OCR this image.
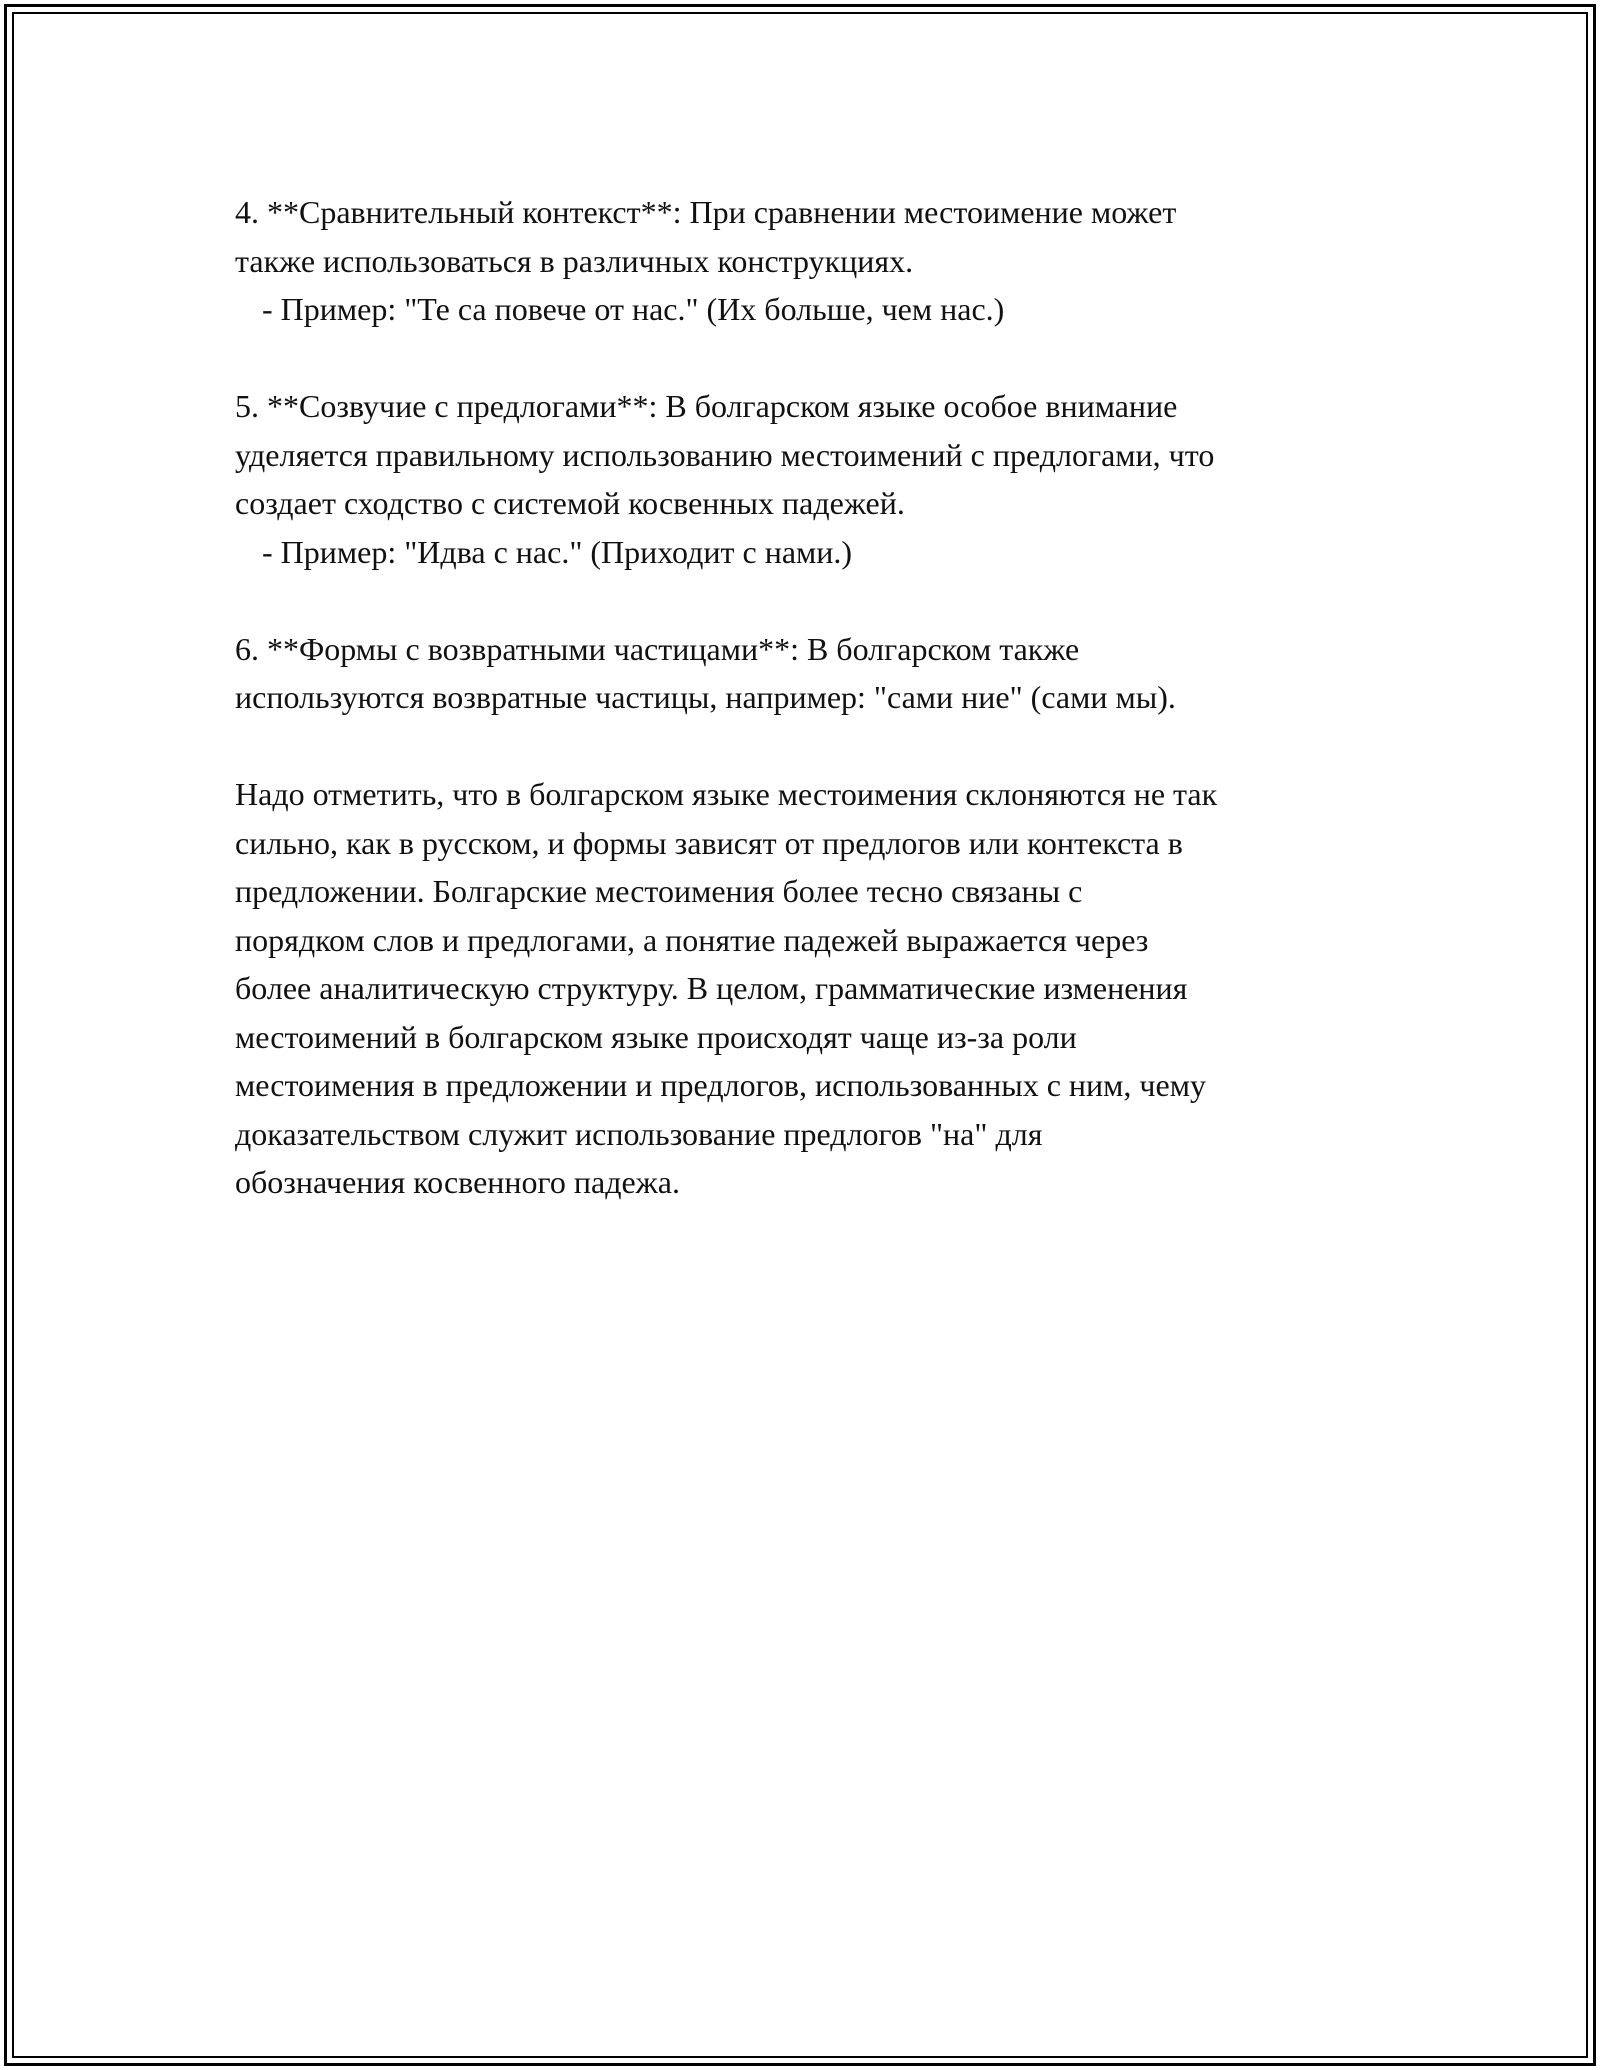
4. **Сравнительный контекст**: При сравнении местоимение может
также использоваться в различных конструкциях.

- Пример: "Те са повече от нас." (Их больше, чем нас.)

5. **Созвучие с предлогами**: В болгарском языке особое внимание
уделяется правильному использованию местоимений с предлогами, что
создает сходство с системой косвенных падежей.

- Пример: "Идва с нас." (Приходит с нами.)

6. **Формы с возвратными частицами**: В болгарском также
используются возвратные частицы, например: "сами ние" (сами мы).

Надо отметить, что в болгарском языке местоимения склоняются не так
сильно, как в русском, и формы зависят от предлогов или контекста в
предложении. Болгарские местоимения более тесно связаны с
порядком слов и предлогами, а понятие падежей выражается через
более аналитическую структуру. В целом, грамматические изменения
местоимений в болгарском языке происходят чаще из-за роли
местоимения в предложении и предлогов, использованных с ним, чему
доказательством служит использование предлогов "на" для
обозначения косвенного падежа.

▶ _Problem requirements_
Every record above should be written out again without change, except that the pictures are left out.

▶ _Response_
OCR this image.
4. **Сравнительный контекст**: При сравнении местоимение может
также использоваться в различных конструкциях.

- Пример: "Те са повече от нас." (Их больше, чем нас.)

5. **Созвучие с предлогами**: В болгарском языке особое внимание
уделяется правильному использованию местоимений с предлогами, что
создает сходство с системой косвенных падежей.

- Пример: "Идва с нас." (Приходит с нами.)

6. **Формы с возвратными частицами**: В болгарском также
используются возвратные частицы, например: "сами ние" (сами мы).

Надо отметить, что в болгарском языке местоимения склоняются не так
сильно, как в русском, и формы зависят от предлогов или контекста в
предложении. Болгарские местоимения более тесно связаны с
порядком слов и предлогами, а понятие падежей выражается через
более аналитическую структуру. В целом, грамматические изменения
местоимений в болгарском языке происходят чаще из-за роли
местоимения в предложении и предлогов, использованных с ним, чему
доказательством служит использование предлогов "на" для
обозначения косвенного падежа.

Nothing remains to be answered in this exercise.